DATA LINES:

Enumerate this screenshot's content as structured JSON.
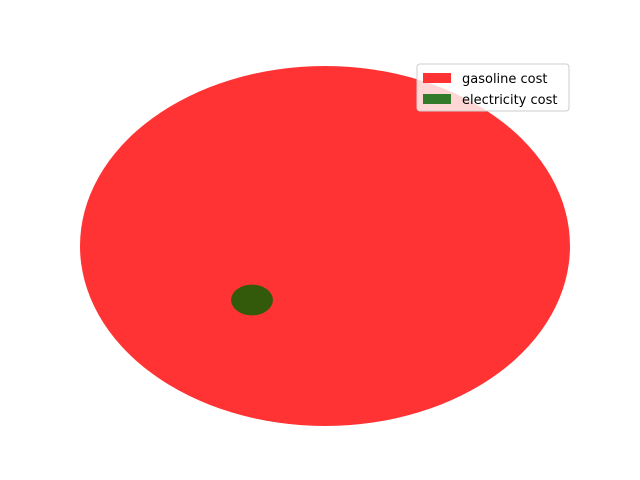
{
  "chart_data": {
    "type": "area",
    "title": "",
    "xlabel": "",
    "ylabel": "",
    "axes_visible": false,
    "grid": false,
    "legend_position": "top-right",
    "series": [
      {
        "name": "gasoline cost",
        "color": "#ff0000",
        "opacity": 0.8,
        "relative_area": 1.0
      },
      {
        "name": "electricity cost",
        "color": "#006400",
        "opacity": 0.8,
        "relative_area": 0.0073
      }
    ]
  }
}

EXERCISE DETAILS: Find every line in the records above that holds the word "cost", and copy each one.

RESPONSE:
        "name": "gasoline cost",
        "name": "electricity cost",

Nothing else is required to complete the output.